REQUEST:
Wherever the string "EDGE" occurs in a line of these records, report that line.
--- START ---
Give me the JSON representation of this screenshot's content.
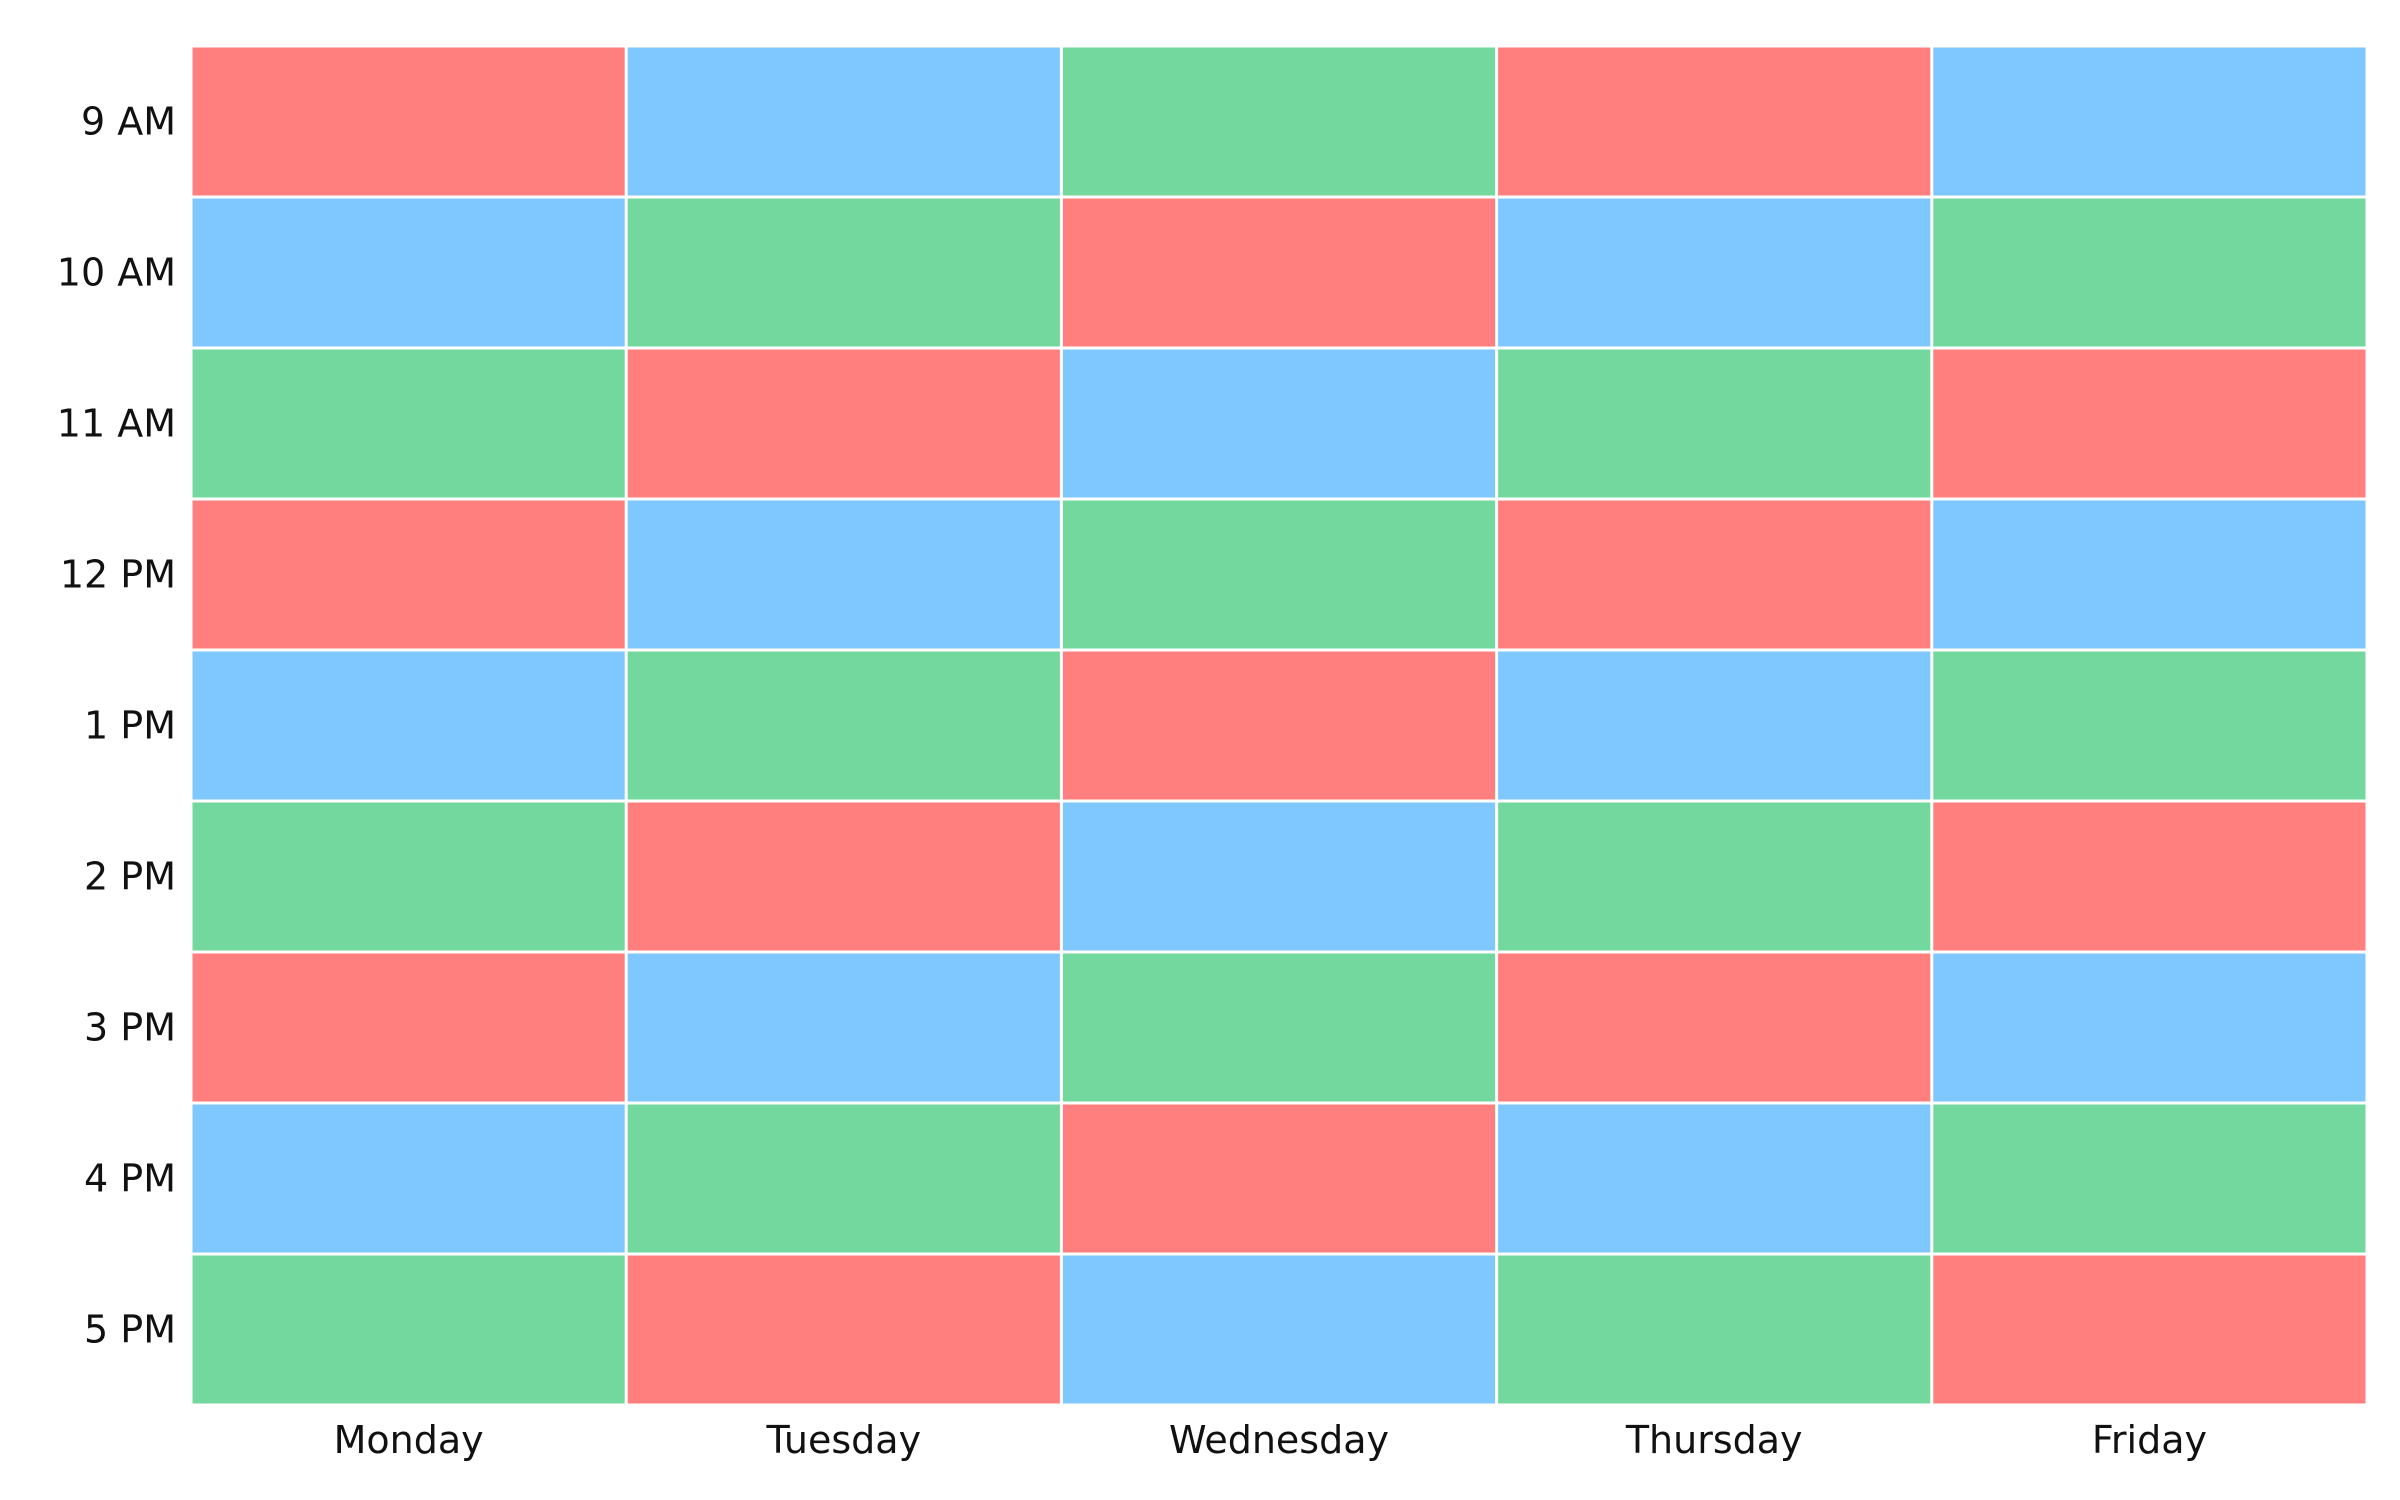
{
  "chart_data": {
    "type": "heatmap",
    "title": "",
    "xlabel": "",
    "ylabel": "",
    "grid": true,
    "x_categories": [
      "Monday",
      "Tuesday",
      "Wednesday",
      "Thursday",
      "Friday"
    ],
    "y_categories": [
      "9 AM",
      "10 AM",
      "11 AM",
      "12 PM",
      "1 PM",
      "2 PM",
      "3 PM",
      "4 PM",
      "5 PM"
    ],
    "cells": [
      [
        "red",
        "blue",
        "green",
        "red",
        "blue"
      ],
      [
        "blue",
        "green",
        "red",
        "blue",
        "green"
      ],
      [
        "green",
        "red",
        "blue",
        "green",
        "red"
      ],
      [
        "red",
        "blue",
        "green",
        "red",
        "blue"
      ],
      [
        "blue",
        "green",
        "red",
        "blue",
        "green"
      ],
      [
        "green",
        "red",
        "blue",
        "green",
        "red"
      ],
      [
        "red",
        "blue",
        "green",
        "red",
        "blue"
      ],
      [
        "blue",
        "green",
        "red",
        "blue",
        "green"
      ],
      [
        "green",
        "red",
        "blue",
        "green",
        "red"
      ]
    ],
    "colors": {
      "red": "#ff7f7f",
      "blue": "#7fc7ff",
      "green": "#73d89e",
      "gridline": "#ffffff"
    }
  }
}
--- END ---
--- START ---
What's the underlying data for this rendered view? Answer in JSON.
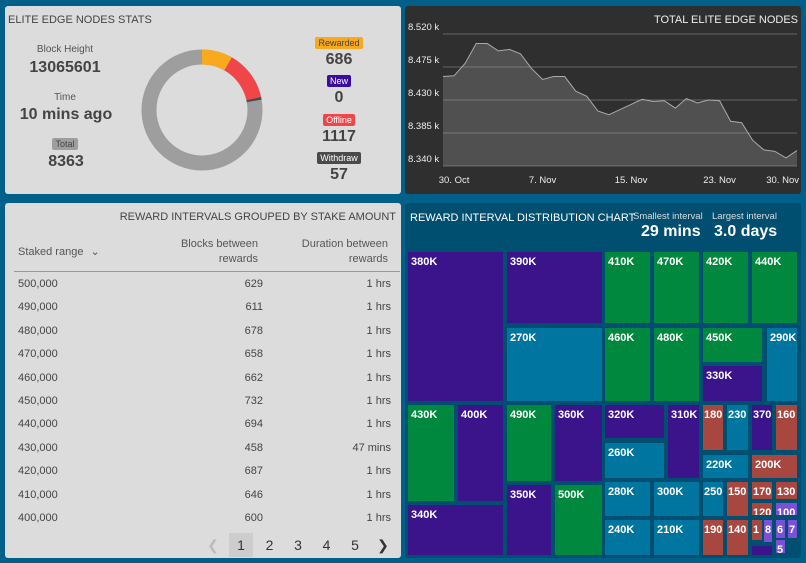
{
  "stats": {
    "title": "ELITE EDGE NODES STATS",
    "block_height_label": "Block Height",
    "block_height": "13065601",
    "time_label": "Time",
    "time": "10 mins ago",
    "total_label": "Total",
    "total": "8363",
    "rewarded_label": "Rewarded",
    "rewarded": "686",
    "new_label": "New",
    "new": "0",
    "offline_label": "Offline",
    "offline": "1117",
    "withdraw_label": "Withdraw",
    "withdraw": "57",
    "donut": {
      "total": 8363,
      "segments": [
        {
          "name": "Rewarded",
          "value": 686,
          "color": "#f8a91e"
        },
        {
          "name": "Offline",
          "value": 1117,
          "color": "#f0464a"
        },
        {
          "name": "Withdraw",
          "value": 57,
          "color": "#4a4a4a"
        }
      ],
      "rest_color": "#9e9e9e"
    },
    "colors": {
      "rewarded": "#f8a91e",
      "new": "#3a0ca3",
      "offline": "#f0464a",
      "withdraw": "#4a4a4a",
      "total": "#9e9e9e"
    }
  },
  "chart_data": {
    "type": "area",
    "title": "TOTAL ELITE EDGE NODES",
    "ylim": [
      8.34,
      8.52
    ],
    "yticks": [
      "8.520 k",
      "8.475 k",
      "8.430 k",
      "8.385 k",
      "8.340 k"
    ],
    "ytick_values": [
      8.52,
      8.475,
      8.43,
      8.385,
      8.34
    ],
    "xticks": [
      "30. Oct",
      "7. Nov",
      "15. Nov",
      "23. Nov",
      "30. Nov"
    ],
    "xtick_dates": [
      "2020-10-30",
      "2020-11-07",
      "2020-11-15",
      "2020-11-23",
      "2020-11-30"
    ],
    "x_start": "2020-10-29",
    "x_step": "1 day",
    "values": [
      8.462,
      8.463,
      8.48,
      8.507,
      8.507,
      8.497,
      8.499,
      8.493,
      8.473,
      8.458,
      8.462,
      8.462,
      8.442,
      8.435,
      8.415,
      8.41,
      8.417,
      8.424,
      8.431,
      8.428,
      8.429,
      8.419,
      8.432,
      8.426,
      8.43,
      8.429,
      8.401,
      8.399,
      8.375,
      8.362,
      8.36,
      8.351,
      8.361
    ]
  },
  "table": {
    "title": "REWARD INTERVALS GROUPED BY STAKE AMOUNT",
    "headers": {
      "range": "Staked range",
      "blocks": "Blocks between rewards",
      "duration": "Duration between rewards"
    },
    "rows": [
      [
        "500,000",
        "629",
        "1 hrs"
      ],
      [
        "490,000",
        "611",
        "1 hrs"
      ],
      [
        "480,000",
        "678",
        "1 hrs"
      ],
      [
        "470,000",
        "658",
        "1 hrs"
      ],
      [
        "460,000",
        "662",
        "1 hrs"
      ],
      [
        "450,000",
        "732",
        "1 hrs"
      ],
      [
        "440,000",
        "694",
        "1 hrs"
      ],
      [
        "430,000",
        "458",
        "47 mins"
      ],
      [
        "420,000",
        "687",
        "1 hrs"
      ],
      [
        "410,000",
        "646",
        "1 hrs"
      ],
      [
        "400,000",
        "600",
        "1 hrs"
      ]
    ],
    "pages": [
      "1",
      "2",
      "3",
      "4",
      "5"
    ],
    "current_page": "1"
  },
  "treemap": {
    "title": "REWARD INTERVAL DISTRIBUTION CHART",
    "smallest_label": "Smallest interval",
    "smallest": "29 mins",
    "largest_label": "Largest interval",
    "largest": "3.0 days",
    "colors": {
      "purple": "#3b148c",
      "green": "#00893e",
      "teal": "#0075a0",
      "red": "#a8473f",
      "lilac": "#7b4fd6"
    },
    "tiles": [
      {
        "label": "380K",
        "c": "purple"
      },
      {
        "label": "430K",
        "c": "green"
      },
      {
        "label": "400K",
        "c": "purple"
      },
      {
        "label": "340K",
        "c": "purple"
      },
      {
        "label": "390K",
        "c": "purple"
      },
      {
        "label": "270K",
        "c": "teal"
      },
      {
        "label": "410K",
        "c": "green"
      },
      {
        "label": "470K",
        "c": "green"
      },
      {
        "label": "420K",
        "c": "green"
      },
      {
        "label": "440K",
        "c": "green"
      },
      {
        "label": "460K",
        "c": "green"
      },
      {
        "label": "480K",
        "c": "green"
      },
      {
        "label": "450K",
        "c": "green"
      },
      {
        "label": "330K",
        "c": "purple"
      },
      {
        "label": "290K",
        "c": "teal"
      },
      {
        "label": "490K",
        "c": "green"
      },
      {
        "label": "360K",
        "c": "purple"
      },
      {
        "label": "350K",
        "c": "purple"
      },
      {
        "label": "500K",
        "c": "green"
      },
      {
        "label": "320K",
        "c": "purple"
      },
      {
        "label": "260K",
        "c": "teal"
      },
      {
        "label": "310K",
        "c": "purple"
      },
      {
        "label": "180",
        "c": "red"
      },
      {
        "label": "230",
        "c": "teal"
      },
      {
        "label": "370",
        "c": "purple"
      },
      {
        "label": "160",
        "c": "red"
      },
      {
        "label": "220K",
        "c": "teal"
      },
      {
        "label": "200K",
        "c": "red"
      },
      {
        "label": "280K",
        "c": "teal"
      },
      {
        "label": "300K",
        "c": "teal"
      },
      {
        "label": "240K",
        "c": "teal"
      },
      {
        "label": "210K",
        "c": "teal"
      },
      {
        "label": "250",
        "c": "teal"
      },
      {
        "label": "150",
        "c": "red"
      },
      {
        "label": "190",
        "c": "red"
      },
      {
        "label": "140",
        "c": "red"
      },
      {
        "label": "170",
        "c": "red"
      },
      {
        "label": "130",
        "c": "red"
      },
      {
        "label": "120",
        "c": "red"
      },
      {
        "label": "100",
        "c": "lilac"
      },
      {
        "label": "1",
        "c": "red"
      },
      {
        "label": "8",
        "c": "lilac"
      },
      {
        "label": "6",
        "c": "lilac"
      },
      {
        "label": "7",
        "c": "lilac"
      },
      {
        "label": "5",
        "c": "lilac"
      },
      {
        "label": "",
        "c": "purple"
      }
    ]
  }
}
--- END ---
RESPONSE:
    "title": "ELITE EDGE NODES STATS",
    "title": "TOTAL ELITE EDGE NODES",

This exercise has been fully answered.